* PROBLEM DESCRIPTION *
Write out the whole listing exactly as it stands.

* DATASET *
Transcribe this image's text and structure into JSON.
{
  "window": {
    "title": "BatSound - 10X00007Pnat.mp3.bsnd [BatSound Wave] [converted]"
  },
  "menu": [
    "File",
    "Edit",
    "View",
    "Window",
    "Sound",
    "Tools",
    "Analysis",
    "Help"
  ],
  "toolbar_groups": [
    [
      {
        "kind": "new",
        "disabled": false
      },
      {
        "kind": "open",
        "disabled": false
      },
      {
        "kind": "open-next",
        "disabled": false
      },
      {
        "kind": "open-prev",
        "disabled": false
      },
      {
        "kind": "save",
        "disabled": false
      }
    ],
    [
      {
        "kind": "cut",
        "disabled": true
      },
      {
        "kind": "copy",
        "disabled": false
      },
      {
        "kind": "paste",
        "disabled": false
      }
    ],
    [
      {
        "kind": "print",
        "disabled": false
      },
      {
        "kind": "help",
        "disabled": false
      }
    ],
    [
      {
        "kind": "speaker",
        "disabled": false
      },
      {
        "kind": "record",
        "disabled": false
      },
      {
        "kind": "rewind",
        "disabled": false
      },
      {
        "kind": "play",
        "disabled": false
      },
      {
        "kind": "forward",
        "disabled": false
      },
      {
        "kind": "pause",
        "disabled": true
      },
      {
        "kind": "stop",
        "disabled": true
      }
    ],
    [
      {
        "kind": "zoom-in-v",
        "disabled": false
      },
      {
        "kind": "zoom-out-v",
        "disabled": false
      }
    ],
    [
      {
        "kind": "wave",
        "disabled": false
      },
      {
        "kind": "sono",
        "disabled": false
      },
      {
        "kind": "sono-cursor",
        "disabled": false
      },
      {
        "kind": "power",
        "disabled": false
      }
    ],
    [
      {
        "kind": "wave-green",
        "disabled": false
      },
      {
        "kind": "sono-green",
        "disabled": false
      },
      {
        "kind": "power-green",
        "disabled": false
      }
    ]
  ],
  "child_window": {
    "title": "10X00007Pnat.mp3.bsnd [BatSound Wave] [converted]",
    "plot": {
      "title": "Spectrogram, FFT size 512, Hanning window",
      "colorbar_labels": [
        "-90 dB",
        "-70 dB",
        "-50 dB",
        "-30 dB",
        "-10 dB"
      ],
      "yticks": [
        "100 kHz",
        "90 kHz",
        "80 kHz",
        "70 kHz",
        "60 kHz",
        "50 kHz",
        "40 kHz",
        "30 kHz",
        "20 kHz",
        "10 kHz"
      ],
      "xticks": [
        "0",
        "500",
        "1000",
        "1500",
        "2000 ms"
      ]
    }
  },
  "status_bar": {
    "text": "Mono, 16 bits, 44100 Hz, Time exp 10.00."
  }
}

* FINISHED EXERCISE *
Transcribe this image's text and structure into JSON.
{
  "window": {
    "title": "BatSound - 10X00007Pnat.mp3.bsnd [BatSound Wave] [converted]"
  },
  "menu": [
    "File",
    "Edit",
    "View",
    "Window",
    "Sound",
    "Tools",
    "Analysis",
    "Help"
  ],
  "toolbar_groups": [
    [
      {
        "kind": "new",
        "disabled": false
      },
      {
        "kind": "open",
        "disabled": false
      },
      {
        "kind": "open-next",
        "disabled": false
      },
      {
        "kind": "open-prev",
        "disabled": false
      },
      {
        "kind": "save",
        "disabled": false
      }
    ],
    [
      {
        "kind": "cut",
        "disabled": true
      },
      {
        "kind": "copy",
        "disabled": false
      },
      {
        "kind": "paste",
        "disabled": false
      }
    ],
    [
      {
        "kind": "print",
        "disabled": false
      },
      {
        "kind": "help",
        "disabled": false
      }
    ],
    [
      {
        "kind": "speaker",
        "disabled": false
      },
      {
        "kind": "record",
        "disabled": false
      },
      {
        "kind": "rewind",
        "disabled": false
      },
      {
        "kind": "play",
        "disabled": false
      },
      {
        "kind": "forward",
        "disabled": false
      },
      {
        "kind": "pause",
        "disabled": true
      },
      {
        "kind": "stop",
        "disabled": true
      }
    ],
    [
      {
        "kind": "zoom-in-v",
        "disabled": false
      },
      {
        "kind": "zoom-out-v",
        "disabled": false
      }
    ],
    [
      {
        "kind": "wave",
        "disabled": false
      },
      {
        "kind": "sono",
        "disabled": false
      },
      {
        "kind": "sono-cursor",
        "disabled": false
      },
      {
        "kind": "power",
        "disabled": false
      }
    ],
    [
      {
        "kind": "wave-green",
        "disabled": false
      },
      {
        "kind": "sono-green",
        "disabled": false
      },
      {
        "kind": "power-green",
        "disabled": false
      }
    ]
  ],
  "child_window": {
    "title": "10X00007Pnat.mp3.bsnd [BatSound Wave] [converted]",
    "plot": {
      "title": "Spectrogram, FFT size 512, Hanning window",
      "colorbar_labels": [
        "-90 dB",
        "-70 dB",
        "-50 dB",
        "-30 dB",
        "-10 dB"
      ],
      "yticks": [
        "100 kHz",
        "90 kHz",
        "80 kHz",
        "70 kHz",
        "60 kHz",
        "50 kHz",
        "40 kHz",
        "30 kHz",
        "20 kHz",
        "10 kHz"
      ],
      "xticks": [
        "0",
        "500",
        "1000",
        "1500",
        "2000 ms"
      ]
    }
  },
  "status_bar": {
    "text": "Mono, 16 bits, 44100 Hz, Time exp 10.00."
  }
}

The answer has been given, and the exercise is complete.